** START Exercise inputs **

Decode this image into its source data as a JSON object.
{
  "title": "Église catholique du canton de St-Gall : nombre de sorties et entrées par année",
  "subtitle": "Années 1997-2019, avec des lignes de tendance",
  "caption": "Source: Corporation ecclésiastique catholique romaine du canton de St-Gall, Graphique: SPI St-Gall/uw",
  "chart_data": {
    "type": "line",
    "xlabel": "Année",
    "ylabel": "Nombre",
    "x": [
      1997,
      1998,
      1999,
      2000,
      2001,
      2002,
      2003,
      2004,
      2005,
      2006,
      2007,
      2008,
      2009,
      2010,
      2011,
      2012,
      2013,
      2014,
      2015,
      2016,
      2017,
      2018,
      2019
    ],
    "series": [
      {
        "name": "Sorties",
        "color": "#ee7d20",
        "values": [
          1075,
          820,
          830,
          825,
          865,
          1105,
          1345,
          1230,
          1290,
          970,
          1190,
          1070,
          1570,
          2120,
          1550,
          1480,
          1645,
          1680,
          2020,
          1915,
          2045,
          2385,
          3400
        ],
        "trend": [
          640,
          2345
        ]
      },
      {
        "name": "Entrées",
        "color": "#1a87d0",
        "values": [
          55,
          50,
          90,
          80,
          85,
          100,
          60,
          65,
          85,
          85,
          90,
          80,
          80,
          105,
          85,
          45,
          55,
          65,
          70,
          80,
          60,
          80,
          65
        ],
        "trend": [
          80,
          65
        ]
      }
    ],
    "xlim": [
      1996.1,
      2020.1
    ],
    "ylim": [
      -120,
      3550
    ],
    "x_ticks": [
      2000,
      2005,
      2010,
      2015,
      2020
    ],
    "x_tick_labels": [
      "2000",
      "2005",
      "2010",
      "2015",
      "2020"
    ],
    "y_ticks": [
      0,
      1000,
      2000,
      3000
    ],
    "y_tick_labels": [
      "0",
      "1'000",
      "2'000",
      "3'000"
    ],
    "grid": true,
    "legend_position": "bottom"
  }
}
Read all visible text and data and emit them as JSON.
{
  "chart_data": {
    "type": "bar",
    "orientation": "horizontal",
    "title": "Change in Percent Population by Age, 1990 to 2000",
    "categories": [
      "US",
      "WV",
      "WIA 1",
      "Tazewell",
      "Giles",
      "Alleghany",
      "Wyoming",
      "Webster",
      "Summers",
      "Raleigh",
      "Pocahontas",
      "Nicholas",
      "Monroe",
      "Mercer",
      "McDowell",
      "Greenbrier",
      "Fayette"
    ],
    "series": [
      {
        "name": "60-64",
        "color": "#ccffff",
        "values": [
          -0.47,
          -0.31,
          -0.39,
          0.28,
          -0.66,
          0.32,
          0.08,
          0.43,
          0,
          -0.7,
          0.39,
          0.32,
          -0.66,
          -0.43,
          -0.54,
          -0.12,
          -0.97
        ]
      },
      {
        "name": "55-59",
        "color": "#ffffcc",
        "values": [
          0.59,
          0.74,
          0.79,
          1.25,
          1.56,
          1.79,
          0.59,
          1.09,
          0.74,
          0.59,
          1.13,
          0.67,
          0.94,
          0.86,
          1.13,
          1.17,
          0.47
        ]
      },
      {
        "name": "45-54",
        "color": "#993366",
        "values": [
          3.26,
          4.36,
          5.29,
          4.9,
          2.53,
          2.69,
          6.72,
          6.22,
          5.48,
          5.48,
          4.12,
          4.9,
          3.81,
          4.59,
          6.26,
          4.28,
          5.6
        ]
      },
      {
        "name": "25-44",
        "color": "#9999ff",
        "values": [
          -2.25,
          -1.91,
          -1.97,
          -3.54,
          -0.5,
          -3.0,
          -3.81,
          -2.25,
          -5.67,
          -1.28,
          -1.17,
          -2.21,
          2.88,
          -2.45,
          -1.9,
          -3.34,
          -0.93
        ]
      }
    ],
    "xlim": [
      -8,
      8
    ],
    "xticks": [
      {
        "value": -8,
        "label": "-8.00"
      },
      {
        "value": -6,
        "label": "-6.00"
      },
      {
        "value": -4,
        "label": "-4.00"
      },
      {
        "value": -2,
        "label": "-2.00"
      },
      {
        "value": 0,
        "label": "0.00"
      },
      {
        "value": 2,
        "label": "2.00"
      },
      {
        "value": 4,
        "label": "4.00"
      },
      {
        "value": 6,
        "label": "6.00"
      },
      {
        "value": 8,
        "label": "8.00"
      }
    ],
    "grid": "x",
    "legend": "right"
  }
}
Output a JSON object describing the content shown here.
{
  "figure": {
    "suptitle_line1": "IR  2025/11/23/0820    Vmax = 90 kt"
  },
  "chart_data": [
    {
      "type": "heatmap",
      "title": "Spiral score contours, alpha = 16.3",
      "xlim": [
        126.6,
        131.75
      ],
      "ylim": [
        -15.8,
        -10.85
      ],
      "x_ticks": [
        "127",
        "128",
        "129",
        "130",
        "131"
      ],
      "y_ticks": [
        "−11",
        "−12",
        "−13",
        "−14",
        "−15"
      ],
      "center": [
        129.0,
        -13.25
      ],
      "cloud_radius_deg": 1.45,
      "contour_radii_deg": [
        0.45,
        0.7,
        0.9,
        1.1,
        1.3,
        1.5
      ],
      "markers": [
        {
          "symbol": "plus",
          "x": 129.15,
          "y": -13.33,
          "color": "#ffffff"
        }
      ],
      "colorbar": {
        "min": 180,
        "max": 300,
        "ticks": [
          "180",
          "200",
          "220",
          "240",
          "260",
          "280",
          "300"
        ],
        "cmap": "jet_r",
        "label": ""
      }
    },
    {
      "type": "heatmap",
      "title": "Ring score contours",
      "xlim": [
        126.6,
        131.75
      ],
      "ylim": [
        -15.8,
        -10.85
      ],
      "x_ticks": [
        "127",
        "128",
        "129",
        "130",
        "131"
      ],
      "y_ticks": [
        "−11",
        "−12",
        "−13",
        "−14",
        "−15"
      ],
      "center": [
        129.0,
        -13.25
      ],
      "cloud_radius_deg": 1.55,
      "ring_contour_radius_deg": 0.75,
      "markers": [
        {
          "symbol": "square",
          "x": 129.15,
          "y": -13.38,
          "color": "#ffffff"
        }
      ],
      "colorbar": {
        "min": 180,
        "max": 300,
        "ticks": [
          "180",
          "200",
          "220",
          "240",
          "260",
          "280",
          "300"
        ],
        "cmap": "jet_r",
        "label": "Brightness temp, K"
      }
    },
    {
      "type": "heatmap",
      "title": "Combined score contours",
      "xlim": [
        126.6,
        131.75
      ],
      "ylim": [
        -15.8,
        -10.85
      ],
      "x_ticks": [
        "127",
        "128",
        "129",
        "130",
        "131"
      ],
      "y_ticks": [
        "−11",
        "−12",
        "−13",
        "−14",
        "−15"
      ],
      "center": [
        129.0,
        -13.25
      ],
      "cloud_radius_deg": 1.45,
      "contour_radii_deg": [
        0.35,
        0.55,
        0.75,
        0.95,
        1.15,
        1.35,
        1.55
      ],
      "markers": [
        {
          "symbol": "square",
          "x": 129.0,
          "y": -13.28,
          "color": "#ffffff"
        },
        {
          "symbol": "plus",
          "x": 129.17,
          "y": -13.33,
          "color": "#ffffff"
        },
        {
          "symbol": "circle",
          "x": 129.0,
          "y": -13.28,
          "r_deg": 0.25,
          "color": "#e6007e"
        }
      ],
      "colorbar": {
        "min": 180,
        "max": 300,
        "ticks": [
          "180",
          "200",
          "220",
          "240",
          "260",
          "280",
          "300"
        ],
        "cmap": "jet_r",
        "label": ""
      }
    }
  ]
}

** END Exercise inputs **

** Short problem **
Output an exact copy of each record.

** Reply **
Decode this image into its source data as a JSON object.
{
  "title": "Église catholique du canton de St-Gall : nombre de sorties et entrées par année",
  "subtitle": "Années 1997-2019, avec des lignes de tendance",
  "caption": "Source: Corporation ecclésiastique catholique romaine du canton de St-Gall, Graphique: SPI St-Gall/uw",
  "chart_data": {
    "type": "line",
    "xlabel": "Année",
    "ylabel": "Nombre",
    "x": [
      1997,
      1998,
      1999,
      2000,
      2001,
      2002,
      2003,
      2004,
      2005,
      2006,
      2007,
      2008,
      2009,
      2010,
      2011,
      2012,
      2013,
      2014,
      2015,
      2016,
      2017,
      2018,
      2019
    ],
    "series": [
      {
        "name": "Sorties",
        "color": "#ee7d20",
        "values": [
          1075,
          820,
          830,
          825,
          865,
          1105,
          1345,
          1230,
          1290,
          970,
          1190,
          1070,
          1570,
          2120,
          1550,
          1480,
          1645,
          1680,
          2020,
          1915,
          2045,
          2385,
          3400
        ],
        "trend": [
          640,
          2345
        ]
      },
      {
        "name": "Entrées",
        "color": "#1a87d0",
        "values": [
          55,
          50,
          90,
          80,
          85,
          100,
          60,
          65,
          85,
          85,
          90,
          80,
          80,
          105,
          85,
          45,
          55,
          65,
          70,
          80,
          60,
          80,
          65
        ],
        "trend": [
          80,
          65
        ]
      }
    ],
    "xlim": [
      1996.1,
      2020.1
    ],
    "ylim": [
      -120,
      3550
    ],
    "x_ticks": [
      2000,
      2005,
      2010,
      2015,
      2020
    ],
    "x_tick_labels": [
      "2000",
      "2005",
      "2010",
      "2015",
      "2020"
    ],
    "y_ticks": [
      0,
      1000,
      2000,
      3000
    ],
    "y_tick_labels": [
      "0",
      "1'000",
      "2'000",
      "3'000"
    ],
    "grid": true,
    "legend_position": "bottom"
  }
}
Read all visible text and data and emit them as JSON.
{
  "chart_data": {
    "type": "bar",
    "orientation": "horizontal",
    "title": "Change in Percent Population by Age, 1990 to 2000",
    "categories": [
      "US",
      "WV",
      "WIA 1",
      "Tazewell",
      "Giles",
      "Alleghany",
      "Wyoming",
      "Webster",
      "Summers",
      "Raleigh",
      "Pocahontas",
      "Nicholas",
      "Monroe",
      "Mercer",
      "McDowell",
      "Greenbrier",
      "Fayette"
    ],
    "series": [
      {
        "name": "60-64",
        "color": "#ccffff",
        "values": [
          -0.47,
          -0.31,
          -0.39,
          0.28,
          -0.66,
          0.32,
          0.08,
          0.43,
          0,
          -0.7,
          0.39,
          0.32,
          -0.66,
          -0.43,
          -0.54,
          -0.12,
          -0.97
        ]
      },
      {
        "name": "55-59",
        "color": "#ffffcc",
        "values": [
          0.59,
          0.74,
          0.79,
          1.25,
          1.56,
          1.79,
          0.59,
          1.09,
          0.74,
          0.59,
          1.13,
          0.67,
          0.94,
          0.86,
          1.13,
          1.17,
          0.47
        ]
      },
      {
        "name": "45-54",
        "color": "#993366",
        "values": [
          3.26,
          4.36,
          5.29,
          4.9,
          2.53,
          2.69,
          6.72,
          6.22,
          5.48,
          5.48,
          4.12,
          4.9,
          3.81,
          4.59,
          6.26,
          4.28,
          5.6
        ]
      },
      {
        "name": "25-44",
        "color": "#9999ff",
        "values": [
          -2.25,
          -1.91,
          -1.97,
          -3.54,
          -0.5,
          -3.0,
          -3.81,
          -2.25,
          -5.67,
          -1.28,
          -1.17,
          -2.21,
          2.88,
          -2.45,
          -1.9,
          -3.34,
          -0.93
        ]
      }
    ],
    "xlim": [
      -8,
      8
    ],
    "xticks": [
      {
        "value": -8,
        "label": "-8.00"
      },
      {
        "value": -6,
        "label": "-6.00"
      },
      {
        "value": -4,
        "label": "-4.00"
      },
      {
        "value": -2,
        "label": "-2.00"
      },
      {
        "value": 0,
        "label": "0.00"
      },
      {
        "value": 2,
        "label": "2.00"
      },
      {
        "value": 4,
        "label": "4.00"
      },
      {
        "value": 6,
        "label": "6.00"
      },
      {
        "value": 8,
        "label": "8.00"
      }
    ],
    "grid": "x",
    "legend": "right"
  }
}
Output a JSON object describing the content shown here.
{
  "figure": {
    "suptitle_line1": "IR  2025/11/23/0820    Vmax = 90 kt"
  },
  "chart_data": [
    {
      "type": "heatmap",
      "title": "Spiral score contours, alpha = 16.3",
      "xlim": [
        126.6,
        131.75
      ],
      "ylim": [
        -15.8,
        -10.85
      ],
      "x_ticks": [
        "127",
        "128",
        "129",
        "130",
        "131"
      ],
      "y_ticks": [
        "−11",
        "−12",
        "−13",
        "−14",
        "−15"
      ],
      "center": [
        129.0,
        -13.25
      ],
      "cloud_radius_deg": 1.45,
      "contour_radii_deg": [
        0.45,
        0.7,
        0.9,
        1.1,
        1.3,
        1.5
      ],
      "markers": [
        {
          "symbol": "plus",
          "x": 129.15,
          "y": -13.33,
          "color": "#ffffff"
        }
      ],
      "colorbar": {
        "min": 180,
        "max": 300,
        "ticks": [
          "180",
          "200",
          "220",
          "240",
          "260",
          "280",
          "300"
        ],
        "cmap": "jet_r",
        "label": ""
      }
    },
    {
      "type": "heatmap",
      "title": "Ring score contours",
      "xlim": [
        126.6,
        131.75
      ],
      "ylim": [
        -15.8,
        -10.85
      ],
      "x_ticks": [
        "127",
        "128",
        "129",
        "130",
        "131"
      ],
      "y_ticks": [
        "−11",
        "−12",
        "−13",
        "−14",
        "−15"
      ],
      "center": [
        129.0,
        -13.25
      ],
      "cloud_radius_deg": 1.55,
      "ring_contour_radius_deg": 0.75,
      "markers": [
        {
          "symbol": "square",
          "x": 129.15,
          "y": -13.38,
          "color": "#ffffff"
        }
      ],
      "colorbar": {
        "min": 180,
        "max": 300,
        "ticks": [
          "180",
          "200",
          "220",
          "240",
          "260",
          "280",
          "300"
        ],
        "cmap": "jet_r",
        "label": "Brightness temp, K"
      }
    },
    {
      "type": "heatmap",
      "title": "Combined score contours",
      "xlim": [
        126.6,
        131.75
      ],
      "ylim": [
        -15.8,
        -10.85
      ],
      "x_ticks": [
        "127",
        "128",
        "129",
        "130",
        "131"
      ],
      "y_ticks": [
        "−11",
        "−12",
        "−13",
        "−14",
        "−15"
      ],
      "center": [
        129.0,
        -13.25
      ],
      "cloud_radius_deg": 1.45,
      "contour_radii_deg": [
        0.35,
        0.55,
        0.75,
        0.95,
        1.15,
        1.35,
        1.55
      ],
      "markers": [
        {
          "symbol": "square",
          "x": 129.0,
          "y": -13.28,
          "color": "#ffffff"
        },
        {
          "symbol": "plus",
          "x": 129.17,
          "y": -13.33,
          "color": "#ffffff"
        },
        {
          "symbol": "circle",
          "x": 129.0,
          "y": -13.28,
          "r_deg": 0.25,
          "color": "#e6007e"
        }
      ],
      "colorbar": {
        "min": 180,
        "max": 300,
        "ticks": [
          "180",
          "200",
          "220",
          "240",
          "260",
          "280",
          "300"
        ],
        "cmap": "jet_r",
        "label": ""
      }
    }
  ]
}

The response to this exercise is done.